# [TASK DIRECTIONS]
For this exercise, copy out each line of the material below that includes "vegetables".

[RECORD EXTRACTS start]

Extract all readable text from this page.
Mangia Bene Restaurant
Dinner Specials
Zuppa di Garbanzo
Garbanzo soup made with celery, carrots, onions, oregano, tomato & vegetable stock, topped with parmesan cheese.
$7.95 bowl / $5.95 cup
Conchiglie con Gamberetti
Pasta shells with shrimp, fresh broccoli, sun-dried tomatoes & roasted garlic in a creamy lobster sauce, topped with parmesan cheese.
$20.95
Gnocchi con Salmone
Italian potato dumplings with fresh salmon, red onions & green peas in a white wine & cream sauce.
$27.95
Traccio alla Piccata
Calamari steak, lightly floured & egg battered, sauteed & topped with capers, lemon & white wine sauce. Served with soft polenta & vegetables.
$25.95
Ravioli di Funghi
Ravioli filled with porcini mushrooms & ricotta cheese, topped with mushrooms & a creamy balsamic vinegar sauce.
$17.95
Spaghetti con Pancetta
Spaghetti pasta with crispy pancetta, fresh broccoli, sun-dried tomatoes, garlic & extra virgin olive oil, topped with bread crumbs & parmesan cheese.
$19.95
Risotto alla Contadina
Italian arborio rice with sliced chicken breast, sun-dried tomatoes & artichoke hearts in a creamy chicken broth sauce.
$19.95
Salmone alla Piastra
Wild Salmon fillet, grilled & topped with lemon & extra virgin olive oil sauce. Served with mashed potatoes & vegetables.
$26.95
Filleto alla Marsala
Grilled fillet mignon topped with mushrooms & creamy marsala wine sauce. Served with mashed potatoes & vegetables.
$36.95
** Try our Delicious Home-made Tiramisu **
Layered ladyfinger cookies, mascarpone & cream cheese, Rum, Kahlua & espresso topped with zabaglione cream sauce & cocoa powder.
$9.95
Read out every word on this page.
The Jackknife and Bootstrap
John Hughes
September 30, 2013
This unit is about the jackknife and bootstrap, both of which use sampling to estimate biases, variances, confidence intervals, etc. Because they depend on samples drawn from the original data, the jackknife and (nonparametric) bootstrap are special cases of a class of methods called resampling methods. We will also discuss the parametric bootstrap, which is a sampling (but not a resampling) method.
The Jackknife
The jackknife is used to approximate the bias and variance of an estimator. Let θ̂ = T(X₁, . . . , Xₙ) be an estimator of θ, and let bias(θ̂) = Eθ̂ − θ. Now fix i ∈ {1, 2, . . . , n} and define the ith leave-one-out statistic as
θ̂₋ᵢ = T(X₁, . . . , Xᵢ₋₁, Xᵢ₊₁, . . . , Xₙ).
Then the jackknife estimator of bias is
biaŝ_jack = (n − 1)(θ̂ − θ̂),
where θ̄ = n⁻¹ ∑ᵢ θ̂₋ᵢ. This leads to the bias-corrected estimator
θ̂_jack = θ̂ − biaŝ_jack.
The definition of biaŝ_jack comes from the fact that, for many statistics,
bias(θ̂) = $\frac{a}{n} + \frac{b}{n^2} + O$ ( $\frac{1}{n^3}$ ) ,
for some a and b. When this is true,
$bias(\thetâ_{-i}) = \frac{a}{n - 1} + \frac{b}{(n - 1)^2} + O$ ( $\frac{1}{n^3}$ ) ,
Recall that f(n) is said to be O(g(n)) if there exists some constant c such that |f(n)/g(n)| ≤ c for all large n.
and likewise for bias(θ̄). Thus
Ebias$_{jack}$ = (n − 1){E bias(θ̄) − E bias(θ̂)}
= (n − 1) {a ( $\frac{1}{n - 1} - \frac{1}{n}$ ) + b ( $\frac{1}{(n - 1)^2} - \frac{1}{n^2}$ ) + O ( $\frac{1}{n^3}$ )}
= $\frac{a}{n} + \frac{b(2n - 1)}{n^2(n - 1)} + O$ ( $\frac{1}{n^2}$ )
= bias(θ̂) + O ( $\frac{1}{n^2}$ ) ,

[RECORD EXTRACTS end]

# [THE RESPONSE]
Calamari steak, lightly floured & egg battered, sauteed & topped with capers, lemon & white wine sauce. Served with soft polenta & vegetables.
Wild Salmon fillet, grilled & topped with lemon & extra virgin olive oil sauce. Served with mashed potatoes & vegetables.
Grilled fillet mignon topped with mushrooms & creamy marsala wine sauce. Served with mashed potatoes & vegetables.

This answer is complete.